[Problem statement] Copy every line with the string "amount" in it.

Stored records

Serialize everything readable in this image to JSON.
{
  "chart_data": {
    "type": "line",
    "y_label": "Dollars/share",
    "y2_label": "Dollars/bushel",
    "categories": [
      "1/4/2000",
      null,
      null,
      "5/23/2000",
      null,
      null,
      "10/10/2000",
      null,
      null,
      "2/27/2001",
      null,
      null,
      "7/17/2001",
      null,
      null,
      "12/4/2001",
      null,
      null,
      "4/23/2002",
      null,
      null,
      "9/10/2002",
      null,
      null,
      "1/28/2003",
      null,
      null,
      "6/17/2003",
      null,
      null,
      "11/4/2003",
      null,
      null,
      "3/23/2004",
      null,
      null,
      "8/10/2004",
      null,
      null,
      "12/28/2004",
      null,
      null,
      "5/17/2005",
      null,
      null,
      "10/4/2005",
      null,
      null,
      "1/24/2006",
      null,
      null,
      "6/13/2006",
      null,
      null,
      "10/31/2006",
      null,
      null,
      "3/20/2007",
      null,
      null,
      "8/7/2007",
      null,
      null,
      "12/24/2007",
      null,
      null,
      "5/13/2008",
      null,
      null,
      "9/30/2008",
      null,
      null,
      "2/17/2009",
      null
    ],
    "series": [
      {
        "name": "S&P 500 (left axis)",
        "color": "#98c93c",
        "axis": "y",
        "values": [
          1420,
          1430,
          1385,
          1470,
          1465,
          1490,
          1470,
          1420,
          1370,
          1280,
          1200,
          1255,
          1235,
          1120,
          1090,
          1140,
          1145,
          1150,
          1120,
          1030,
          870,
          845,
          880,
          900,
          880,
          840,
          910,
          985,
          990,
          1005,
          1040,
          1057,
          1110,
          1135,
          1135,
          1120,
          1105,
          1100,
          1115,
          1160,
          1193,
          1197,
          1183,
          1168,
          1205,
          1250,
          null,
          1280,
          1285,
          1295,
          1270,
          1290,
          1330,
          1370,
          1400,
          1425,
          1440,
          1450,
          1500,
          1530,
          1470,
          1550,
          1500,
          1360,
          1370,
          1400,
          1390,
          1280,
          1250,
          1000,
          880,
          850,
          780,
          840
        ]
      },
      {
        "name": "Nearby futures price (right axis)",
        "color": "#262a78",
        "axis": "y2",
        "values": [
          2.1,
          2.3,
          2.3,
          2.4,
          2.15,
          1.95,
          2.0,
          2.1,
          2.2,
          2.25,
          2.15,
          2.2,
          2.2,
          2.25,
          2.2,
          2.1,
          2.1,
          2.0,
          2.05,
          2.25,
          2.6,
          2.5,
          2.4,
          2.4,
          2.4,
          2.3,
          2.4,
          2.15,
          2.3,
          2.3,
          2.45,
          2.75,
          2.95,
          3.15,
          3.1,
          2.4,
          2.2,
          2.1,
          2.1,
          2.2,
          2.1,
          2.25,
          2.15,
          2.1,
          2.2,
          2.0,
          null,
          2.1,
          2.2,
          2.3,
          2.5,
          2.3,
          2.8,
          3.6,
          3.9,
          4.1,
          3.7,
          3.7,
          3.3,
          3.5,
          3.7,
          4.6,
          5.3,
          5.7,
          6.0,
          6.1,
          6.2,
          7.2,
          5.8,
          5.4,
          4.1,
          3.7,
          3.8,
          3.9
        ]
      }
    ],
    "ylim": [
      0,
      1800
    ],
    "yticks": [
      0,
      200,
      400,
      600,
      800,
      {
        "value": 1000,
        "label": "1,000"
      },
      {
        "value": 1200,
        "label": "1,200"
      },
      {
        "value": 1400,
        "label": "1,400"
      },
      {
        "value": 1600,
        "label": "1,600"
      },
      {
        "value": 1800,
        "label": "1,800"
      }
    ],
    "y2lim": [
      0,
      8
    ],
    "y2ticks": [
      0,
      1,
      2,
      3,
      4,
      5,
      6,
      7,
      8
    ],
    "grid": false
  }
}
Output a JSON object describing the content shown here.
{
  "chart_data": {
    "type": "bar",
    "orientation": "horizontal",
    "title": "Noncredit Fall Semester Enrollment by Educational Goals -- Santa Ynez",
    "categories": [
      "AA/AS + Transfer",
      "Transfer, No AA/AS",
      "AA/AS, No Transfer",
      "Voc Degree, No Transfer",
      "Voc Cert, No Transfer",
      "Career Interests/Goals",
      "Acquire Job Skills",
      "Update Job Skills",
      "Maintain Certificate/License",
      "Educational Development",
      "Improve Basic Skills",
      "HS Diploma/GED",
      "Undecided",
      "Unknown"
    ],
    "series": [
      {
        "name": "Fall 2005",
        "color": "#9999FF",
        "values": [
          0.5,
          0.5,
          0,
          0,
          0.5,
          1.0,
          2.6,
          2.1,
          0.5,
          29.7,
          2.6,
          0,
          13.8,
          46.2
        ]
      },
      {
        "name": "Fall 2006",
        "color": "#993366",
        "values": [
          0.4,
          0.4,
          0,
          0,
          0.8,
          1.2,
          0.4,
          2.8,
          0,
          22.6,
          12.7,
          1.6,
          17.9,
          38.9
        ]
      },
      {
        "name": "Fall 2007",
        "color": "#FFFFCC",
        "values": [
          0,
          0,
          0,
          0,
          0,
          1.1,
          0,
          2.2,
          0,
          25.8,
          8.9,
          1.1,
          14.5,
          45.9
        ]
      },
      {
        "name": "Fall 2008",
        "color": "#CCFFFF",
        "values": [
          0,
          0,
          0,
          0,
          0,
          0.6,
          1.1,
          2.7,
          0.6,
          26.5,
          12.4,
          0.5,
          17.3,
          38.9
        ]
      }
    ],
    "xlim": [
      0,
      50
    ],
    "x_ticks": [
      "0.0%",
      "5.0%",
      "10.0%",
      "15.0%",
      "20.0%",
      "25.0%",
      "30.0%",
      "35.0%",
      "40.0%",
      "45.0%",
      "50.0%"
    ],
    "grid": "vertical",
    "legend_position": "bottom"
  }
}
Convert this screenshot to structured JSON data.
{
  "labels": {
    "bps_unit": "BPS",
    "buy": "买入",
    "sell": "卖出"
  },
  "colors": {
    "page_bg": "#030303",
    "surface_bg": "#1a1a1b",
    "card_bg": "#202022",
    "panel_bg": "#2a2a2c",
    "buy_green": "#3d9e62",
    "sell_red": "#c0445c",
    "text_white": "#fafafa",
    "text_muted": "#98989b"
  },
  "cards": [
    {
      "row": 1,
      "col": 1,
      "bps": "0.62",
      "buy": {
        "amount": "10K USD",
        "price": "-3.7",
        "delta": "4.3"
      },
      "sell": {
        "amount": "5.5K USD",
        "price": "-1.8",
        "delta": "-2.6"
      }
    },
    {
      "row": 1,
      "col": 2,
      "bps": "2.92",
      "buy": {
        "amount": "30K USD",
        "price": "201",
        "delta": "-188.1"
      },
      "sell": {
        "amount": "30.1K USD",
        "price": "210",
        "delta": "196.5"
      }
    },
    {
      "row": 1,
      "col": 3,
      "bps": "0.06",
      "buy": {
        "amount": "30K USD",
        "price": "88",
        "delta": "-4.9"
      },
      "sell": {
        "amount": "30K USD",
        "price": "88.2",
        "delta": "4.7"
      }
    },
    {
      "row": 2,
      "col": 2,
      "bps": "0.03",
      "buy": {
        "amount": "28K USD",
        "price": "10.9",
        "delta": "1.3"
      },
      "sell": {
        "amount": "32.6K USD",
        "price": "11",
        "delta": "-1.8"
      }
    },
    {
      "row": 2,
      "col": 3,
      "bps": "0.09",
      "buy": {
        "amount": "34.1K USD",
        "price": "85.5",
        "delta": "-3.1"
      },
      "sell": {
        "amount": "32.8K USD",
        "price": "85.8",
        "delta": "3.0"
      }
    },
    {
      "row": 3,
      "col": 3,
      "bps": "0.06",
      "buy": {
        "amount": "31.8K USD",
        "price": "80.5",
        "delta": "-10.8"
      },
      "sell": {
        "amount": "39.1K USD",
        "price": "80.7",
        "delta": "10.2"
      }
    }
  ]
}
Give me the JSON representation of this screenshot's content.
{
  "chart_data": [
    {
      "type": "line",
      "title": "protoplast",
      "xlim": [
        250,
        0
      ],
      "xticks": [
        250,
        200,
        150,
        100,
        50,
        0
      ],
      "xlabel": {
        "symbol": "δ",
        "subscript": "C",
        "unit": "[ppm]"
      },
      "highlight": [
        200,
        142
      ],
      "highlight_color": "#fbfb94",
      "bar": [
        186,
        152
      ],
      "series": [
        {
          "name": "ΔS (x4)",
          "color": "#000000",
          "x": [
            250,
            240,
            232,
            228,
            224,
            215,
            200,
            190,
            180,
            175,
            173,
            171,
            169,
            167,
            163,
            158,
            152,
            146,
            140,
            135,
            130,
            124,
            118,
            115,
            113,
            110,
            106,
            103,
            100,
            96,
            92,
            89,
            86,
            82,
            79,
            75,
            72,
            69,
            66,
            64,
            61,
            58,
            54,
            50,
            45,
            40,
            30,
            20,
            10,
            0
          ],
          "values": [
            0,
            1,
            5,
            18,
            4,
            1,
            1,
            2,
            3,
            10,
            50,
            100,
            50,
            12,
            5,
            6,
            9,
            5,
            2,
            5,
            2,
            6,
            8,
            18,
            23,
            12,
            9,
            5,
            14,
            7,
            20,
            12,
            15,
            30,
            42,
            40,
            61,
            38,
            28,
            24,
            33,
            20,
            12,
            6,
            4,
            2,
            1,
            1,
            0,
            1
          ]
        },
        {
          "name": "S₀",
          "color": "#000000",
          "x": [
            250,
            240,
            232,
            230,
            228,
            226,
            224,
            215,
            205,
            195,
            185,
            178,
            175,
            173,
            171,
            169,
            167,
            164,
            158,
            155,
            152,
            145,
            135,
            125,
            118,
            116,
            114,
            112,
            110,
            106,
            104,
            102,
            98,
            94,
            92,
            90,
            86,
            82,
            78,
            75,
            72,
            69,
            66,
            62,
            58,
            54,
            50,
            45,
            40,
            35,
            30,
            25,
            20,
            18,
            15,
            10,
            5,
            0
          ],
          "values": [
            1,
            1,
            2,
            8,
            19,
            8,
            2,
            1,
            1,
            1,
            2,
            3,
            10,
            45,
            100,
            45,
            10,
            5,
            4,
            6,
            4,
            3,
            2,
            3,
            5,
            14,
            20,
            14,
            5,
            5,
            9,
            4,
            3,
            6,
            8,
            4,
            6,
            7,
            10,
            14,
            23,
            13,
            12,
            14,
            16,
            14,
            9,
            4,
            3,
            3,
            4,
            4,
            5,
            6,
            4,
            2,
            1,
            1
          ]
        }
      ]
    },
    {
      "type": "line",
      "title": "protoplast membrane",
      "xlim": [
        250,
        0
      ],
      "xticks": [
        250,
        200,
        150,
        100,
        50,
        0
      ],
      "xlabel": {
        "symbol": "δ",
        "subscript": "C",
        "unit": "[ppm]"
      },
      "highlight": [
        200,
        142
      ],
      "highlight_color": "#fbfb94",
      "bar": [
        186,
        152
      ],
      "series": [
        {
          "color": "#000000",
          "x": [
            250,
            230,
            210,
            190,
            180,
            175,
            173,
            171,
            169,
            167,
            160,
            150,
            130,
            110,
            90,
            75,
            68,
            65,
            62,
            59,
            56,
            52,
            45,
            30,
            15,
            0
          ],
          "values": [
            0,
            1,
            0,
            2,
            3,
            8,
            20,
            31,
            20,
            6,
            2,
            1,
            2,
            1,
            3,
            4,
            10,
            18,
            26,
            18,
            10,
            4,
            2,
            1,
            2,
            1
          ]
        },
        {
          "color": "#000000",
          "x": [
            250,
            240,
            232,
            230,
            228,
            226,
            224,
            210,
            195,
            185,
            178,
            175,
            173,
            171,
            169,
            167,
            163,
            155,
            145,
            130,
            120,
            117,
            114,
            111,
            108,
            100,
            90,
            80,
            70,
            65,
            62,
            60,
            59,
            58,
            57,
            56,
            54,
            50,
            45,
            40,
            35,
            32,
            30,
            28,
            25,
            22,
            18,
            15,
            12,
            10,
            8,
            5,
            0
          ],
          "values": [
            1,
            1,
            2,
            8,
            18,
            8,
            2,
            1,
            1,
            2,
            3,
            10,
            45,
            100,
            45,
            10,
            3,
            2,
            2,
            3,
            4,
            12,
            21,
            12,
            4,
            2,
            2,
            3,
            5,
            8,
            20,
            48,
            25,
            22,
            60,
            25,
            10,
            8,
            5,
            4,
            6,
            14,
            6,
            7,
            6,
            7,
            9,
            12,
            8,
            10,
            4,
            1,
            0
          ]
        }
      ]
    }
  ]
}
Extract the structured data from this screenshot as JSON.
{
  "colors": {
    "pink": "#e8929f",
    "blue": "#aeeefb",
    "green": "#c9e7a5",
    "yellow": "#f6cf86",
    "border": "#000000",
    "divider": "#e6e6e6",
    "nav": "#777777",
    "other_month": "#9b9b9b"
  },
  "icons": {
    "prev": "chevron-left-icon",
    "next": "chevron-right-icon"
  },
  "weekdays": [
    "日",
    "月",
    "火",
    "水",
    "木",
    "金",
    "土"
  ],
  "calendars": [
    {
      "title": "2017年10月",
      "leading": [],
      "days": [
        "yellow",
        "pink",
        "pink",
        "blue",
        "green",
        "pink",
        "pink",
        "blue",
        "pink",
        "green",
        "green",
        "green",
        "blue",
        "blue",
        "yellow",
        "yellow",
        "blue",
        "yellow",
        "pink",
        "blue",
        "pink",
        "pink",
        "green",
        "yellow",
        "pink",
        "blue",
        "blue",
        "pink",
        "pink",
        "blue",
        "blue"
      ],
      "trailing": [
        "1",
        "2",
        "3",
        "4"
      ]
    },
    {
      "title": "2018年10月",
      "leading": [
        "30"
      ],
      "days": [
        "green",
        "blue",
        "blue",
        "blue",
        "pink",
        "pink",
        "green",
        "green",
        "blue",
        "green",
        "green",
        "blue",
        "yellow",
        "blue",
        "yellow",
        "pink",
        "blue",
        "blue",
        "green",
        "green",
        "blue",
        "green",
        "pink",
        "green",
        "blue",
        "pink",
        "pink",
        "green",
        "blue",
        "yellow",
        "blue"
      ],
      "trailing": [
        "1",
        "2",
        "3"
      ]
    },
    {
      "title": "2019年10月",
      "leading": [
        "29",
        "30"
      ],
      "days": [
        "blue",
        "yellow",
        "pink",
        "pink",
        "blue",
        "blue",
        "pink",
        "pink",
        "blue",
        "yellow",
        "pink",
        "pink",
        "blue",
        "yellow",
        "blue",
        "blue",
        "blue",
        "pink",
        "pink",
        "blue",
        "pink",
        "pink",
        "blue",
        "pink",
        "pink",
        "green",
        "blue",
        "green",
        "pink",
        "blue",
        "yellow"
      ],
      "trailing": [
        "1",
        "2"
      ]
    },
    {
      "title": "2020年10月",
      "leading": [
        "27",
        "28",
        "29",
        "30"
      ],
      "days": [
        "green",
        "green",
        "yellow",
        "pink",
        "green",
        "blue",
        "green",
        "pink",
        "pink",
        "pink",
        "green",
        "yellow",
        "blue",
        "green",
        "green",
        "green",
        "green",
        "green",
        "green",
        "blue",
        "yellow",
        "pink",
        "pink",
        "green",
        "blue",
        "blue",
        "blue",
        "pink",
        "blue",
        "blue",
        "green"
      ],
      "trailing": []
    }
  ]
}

[Answer to the problem]
        "amount": "10K USD",
        "amount": "5.5K USD",
        "amount": "30K USD",
        "amount": "30.1K USD",
        "amount": "30K USD",
        "amount": "30K USD",
        "amount": "28K USD",
        "amount": "32.6K USD",
        "amount": "34.1K USD",
        "amount": "32.8K USD",
        "amount": "31.8K USD",
        "amount": "39.1K USD",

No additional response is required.